• _SET EXERCISE_:
Render every entry exactly as it appears.

(Collected data entries)
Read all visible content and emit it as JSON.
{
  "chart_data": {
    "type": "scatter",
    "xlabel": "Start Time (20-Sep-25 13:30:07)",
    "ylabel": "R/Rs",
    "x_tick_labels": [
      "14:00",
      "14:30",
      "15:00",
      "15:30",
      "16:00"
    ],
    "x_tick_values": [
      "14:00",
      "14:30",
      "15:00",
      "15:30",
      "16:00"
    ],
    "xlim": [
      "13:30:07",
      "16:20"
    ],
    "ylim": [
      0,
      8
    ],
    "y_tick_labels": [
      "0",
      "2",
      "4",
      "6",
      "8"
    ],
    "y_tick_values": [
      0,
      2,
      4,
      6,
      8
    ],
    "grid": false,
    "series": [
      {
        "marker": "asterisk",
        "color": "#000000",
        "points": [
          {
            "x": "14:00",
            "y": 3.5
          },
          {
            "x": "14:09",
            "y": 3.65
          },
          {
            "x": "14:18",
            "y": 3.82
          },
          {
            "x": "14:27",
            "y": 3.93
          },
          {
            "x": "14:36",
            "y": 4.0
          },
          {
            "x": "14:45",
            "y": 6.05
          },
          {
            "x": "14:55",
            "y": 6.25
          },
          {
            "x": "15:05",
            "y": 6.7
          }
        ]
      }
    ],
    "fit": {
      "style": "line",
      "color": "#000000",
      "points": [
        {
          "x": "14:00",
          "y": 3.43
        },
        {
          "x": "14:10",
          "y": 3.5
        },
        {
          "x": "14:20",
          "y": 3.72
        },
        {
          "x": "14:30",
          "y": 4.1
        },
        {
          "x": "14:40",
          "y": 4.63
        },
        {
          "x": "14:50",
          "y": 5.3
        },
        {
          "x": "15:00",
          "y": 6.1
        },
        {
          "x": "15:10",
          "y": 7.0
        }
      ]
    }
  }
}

• _SOLUTION TO THIS TASK_:
Read all visible content and emit it as JSON.
{
  "chart_data": {
    "type": "scatter",
    "xlabel": "Start Time (20-Sep-25 13:30:07)",
    "ylabel": "R/Rs",
    "x_tick_labels": [
      "14:00",
      "14:30",
      "15:00",
      "15:30",
      "16:00"
    ],
    "x_tick_values": [
      "14:00",
      "14:30",
      "15:00",
      "15:30",
      "16:00"
    ],
    "xlim": [
      "13:30:07",
      "16:20"
    ],
    "ylim": [
      0,
      8
    ],
    "y_tick_labels": [
      "0",
      "2",
      "4",
      "6",
      "8"
    ],
    "y_tick_values": [
      0,
      2,
      4,
      6,
      8
    ],
    "grid": false,
    "series": [
      {
        "marker": "asterisk",
        "color": "#000000",
        "points": [
          {
            "x": "14:00",
            "y": 3.5
          },
          {
            "x": "14:09",
            "y": 3.65
          },
          {
            "x": "14:18",
            "y": 3.82
          },
          {
            "x": "14:27",
            "y": 3.93
          },
          {
            "x": "14:36",
            "y": 4.0
          },
          {
            "x": "14:45",
            "y": 6.05
          },
          {
            "x": "14:55",
            "y": 6.25
          },
          {
            "x": "15:05",
            "y": 6.7
          }
        ]
      }
    ],
    "fit": {
      "style": "line",
      "color": "#000000",
      "points": [
        {
          "x": "14:00",
          "y": 3.43
        },
        {
          "x": "14:10",
          "y": 3.5
        },
        {
          "x": "14:20",
          "y": 3.72
        },
        {
          "x": "14:30",
          "y": 4.1
        },
        {
          "x": "14:40",
          "y": 4.63
        },
        {
          "x": "14:50",
          "y": 5.3
        },
        {
          "x": "15:00",
          "y": 6.1
        },
        {
          "x": "15:10",
          "y": 7.0
        }
      ]
    }
  }
}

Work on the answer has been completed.